Gather all lines in the entries that include the word "true".

◆ **Provided material**:
════

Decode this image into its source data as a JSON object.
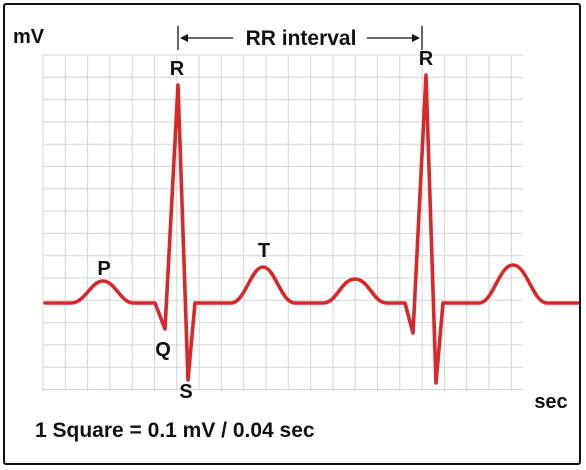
{
  "diagram": {
    "y_axis_unit": "mV",
    "x_axis_unit": "sec",
    "interval_label": "RR interval",
    "scale_note": "1 Square = 0.1 mV / 0.04 sec",
    "waves": {
      "p": "P",
      "q": "Q",
      "r": "R",
      "s": "S",
      "t": "T"
    },
    "grid": true,
    "colors": {
      "trace": "#d8282a",
      "grid": "#d6d6d6",
      "text": "#111111",
      "border": "#111111"
    }
  }
}
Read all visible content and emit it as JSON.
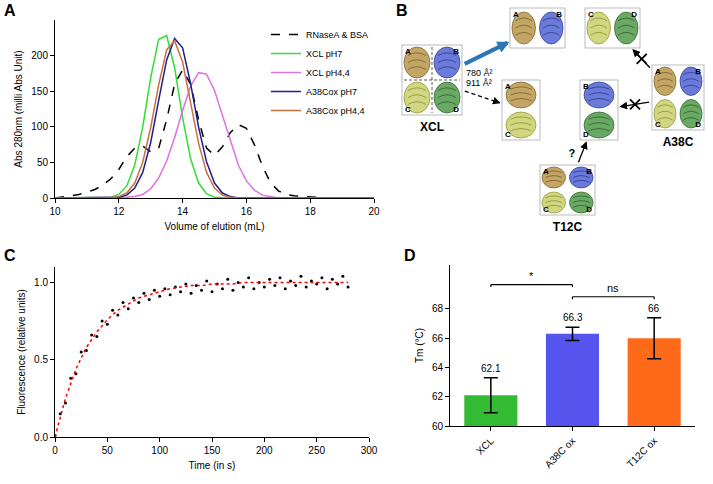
{
  "chart_data": [
    {
      "panel_label": "A",
      "type": "line",
      "x_label": "Volume of elution (mL)",
      "y_label": "Abs 280nm (milli Abs Unit)",
      "x": [
        10,
        10.25,
        10.5,
        10.75,
        11,
        11.25,
        11.5,
        11.75,
        12,
        12.25,
        12.5,
        12.75,
        13,
        13.25,
        13.5,
        13.75,
        14,
        14.25,
        14.5,
        14.75,
        15,
        15.25,
        15.5,
        15.75,
        16,
        16.25,
        16.5,
        16.75,
        17,
        17.25,
        17.5,
        17.75,
        18,
        18.25,
        18.5,
        18.75,
        19,
        19.25,
        19.5,
        19.75,
        20
      ],
      "xlim": [
        10,
        20
      ],
      "xticks": [
        10,
        12,
        14,
        16,
        18,
        20
      ],
      "ylim": [
        0,
        250
      ],
      "yticks": [
        0,
        50,
        100,
        150,
        200
      ],
      "grid": false,
      "legend": "top right",
      "series": [
        {
          "name": "RNaseA & BSA",
          "color": "#000000",
          "line_style": "dashed",
          "values": [
            0,
            1,
            3,
            5,
            8,
            12,
            18,
            27,
            40,
            58,
            70,
            73,
            65,
            70,
            110,
            160,
            180,
            160,
            110,
            70,
            60,
            72,
            92,
            103,
            98,
            75,
            45,
            22,
            10,
            5,
            3,
            2,
            1,
            0,
            0,
            0,
            0,
            0,
            0,
            0,
            0
          ]
        },
        {
          "name": "XCL pH7",
          "color": "#33dd33",
          "line_style": "solid",
          "values": [
            0,
            0,
            0,
            0,
            0,
            0,
            0,
            1,
            5,
            17,
            46,
            100,
            169,
            223,
            228,
            183,
            113,
            55,
            21,
            6,
            1,
            0,
            0,
            0,
            0,
            0,
            0,
            0,
            0,
            0,
            0,
            0,
            0,
            0,
            0,
            0,
            0,
            0,
            0,
            0,
            0
          ]
        },
        {
          "name": "XCL pH4,4",
          "color": "#e070e0",
          "line_style": "solid",
          "values": [
            0,
            0,
            0,
            0,
            0,
            0,
            0,
            0,
            0,
            1,
            2,
            5,
            13,
            28,
            52,
            85,
            123,
            157,
            176,
            174,
            151,
            116,
            78,
            46,
            24,
            11,
            4,
            2,
            0,
            0,
            0,
            0,
            0,
            0,
            0,
            0,
            0,
            0,
            0,
            0,
            0
          ]
        },
        {
          "name": "A38Cox pH7",
          "color": "#1f1f8f",
          "line_style": "solid",
          "values": [
            0,
            0,
            0,
            0,
            0,
            0,
            0,
            0,
            1,
            4,
            14,
            36,
            78,
            137,
            194,
            224,
            211,
            161,
            100,
            51,
            21,
            7,
            2,
            0,
            0,
            0,
            0,
            0,
            0,
            0,
            0,
            0,
            0,
            0,
            0,
            0,
            0,
            0,
            0,
            0,
            0
          ]
        },
        {
          "name": "A38Cox pH4,4",
          "color": "#c8703f",
          "line_style": "solid",
          "values": [
            0,
            0,
            0,
            0,
            0,
            0,
            0,
            0,
            2,
            7,
            21,
            50,
            99,
            159,
            208,
            221,
            191,
            135,
            77,
            36,
            14,
            4,
            1,
            0,
            0,
            0,
            0,
            0,
            0,
            0,
            0,
            0,
            0,
            0,
            0,
            0,
            0,
            0,
            0,
            0,
            0
          ]
        }
      ]
    },
    {
      "panel_label": "C",
      "type": "scatter",
      "x_label": "Time (in s)",
      "y_label": "Fluorescence (relative units)",
      "xlim": [
        0,
        300
      ],
      "xticks": [
        0,
        50,
        100,
        150,
        200,
        250,
        300
      ],
      "ylim": [
        0,
        1.1
      ],
      "yticks": [
        {
          "value": 0,
          "label": "0.0"
        },
        {
          "value": 0.5,
          "label": "0.5"
        },
        {
          "value": 1,
          "label": "1.0"
        }
      ],
      "grid": false,
      "series": [
        {
          "type": "scatter",
          "color": "#000000",
          "marker": "dot",
          "x": [
            0,
            5,
            10,
            15,
            20,
            25,
            30,
            35,
            40,
            45,
            50,
            55,
            60,
            65,
            70,
            75,
            80,
            85,
            90,
            95,
            100,
            105,
            110,
            115,
            120,
            125,
            130,
            135,
            140,
            145,
            150,
            155,
            160,
            165,
            170,
            175,
            180,
            185,
            190,
            195,
            200,
            205,
            210,
            215,
            220,
            225,
            230,
            235,
            240,
            245,
            250,
            255,
            260,
            265,
            270,
            275,
            280
          ],
          "values": [
            0.01,
            0.15,
            0.22,
            0.38,
            0.41,
            0.55,
            0.56,
            0.66,
            0.65,
            0.75,
            0.73,
            0.82,
            0.79,
            0.87,
            0.83,
            0.9,
            0.87,
            0.93,
            0.89,
            0.95,
            0.91,
            0.96,
            0.92,
            0.97,
            0.94,
            0.99,
            0.93,
            0.98,
            0.95,
            1.01,
            0.94,
            0.99,
            0.96,
            1.02,
            0.95,
            1.0,
            0.97,
            1.03,
            0.96,
            1.0,
            0.97,
            1.02,
            0.98,
            1.03,
            0.96,
            1.01,
            0.98,
            1.04,
            0.97,
            1.01,
            0.99,
            1.03,
            0.96,
            1.02,
            0.99,
            1.04,
            0.97
          ]
        },
        {
          "type": "line",
          "color": "#ff0000",
          "line_style": "dotted",
          "x": [
            0,
            10,
            20,
            30,
            40,
            50,
            60,
            70,
            80,
            90,
            100,
            110,
            120,
            130,
            140,
            150,
            160,
            170,
            180,
            190,
            200,
            210,
            220,
            230,
            240,
            250,
            260,
            270,
            280
          ],
          "values": [
            0,
            0.25,
            0.44,
            0.58,
            0.68,
            0.76,
            0.82,
            0.86,
            0.9,
            0.92,
            0.94,
            0.96,
            0.97,
            0.98,
            0.98,
            0.99,
            0.99,
            0.99,
            1.0,
            1.0,
            1.0,
            1.0,
            1.0,
            1.0,
            1.0,
            1.0,
            1.0,
            1.0,
            1.0
          ]
        }
      ]
    },
    {
      "panel_label": "D",
      "type": "bar",
      "y_label": "Tm (°C)",
      "categories": [
        "XCL",
        "A38C ox",
        "T12C ox"
      ],
      "values": [
        62.1,
        66.3,
        66
      ],
      "errors": [
        1.2,
        0.45,
        1.4
      ],
      "colors": [
        "#33bb33",
        "#5555ee",
        "#ff6a1a"
      ],
      "data_labels": true,
      "ylim": [
        60,
        71
      ],
      "yticks": [
        60,
        62,
        64,
        66,
        68
      ],
      "grid": false,
      "comparisons": [
        {
          "from": "XCL",
          "to": "A38C ox",
          "label": "*"
        },
        {
          "from": "A38C ox",
          "to": "T12C ox",
          "label": "ns"
        }
      ]
    }
  ],
  "diagram": {
    "panel_label": "B",
    "complexes": [
      {
        "label": "XCL",
        "chains": [
          "A",
          "B",
          "C",
          "D"
        ],
        "interface_areas": [
          "780 Å²",
          "911 Å²"
        ]
      },
      {
        "label": "A38C",
        "chains": [
          "A",
          "B",
          "C",
          "D"
        ]
      },
      {
        "label": "T12C",
        "chains": [
          "A",
          "B",
          "C",
          "D"
        ]
      }
    ],
    "dimers": [
      {
        "chains": [
          "A",
          "B"
        ]
      },
      {
        "chains": [
          "C",
          "D"
        ]
      },
      {
        "chains": [
          "A",
          "C"
        ]
      },
      {
        "chains": [
          "B",
          "D"
        ]
      }
    ],
    "arrows": [
      {
        "from": "XCL",
        "to": [
          "A",
          "B"
        ],
        "line_style": "solid",
        "color": "#2e75b6"
      },
      {
        "from": "XCL",
        "to": [
          "A",
          "C"
        ],
        "line_style": "dashed"
      },
      {
        "from": "A38C",
        "to": [
          "C",
          "D"
        ],
        "line_style": "solid",
        "blocked": true
      },
      {
        "from": "A38C",
        "to": [
          "B",
          "D"
        ],
        "line_style": "solid",
        "blocked": true
      },
      {
        "from": "T12C",
        "to": [
          "B",
          "D"
        ],
        "line_style": "solid",
        "label": "?"
      }
    ]
  }
}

════

◆ **The output**:
    "grid": true,
      "data_labels": true,
        "blocked": true
        "blocked": true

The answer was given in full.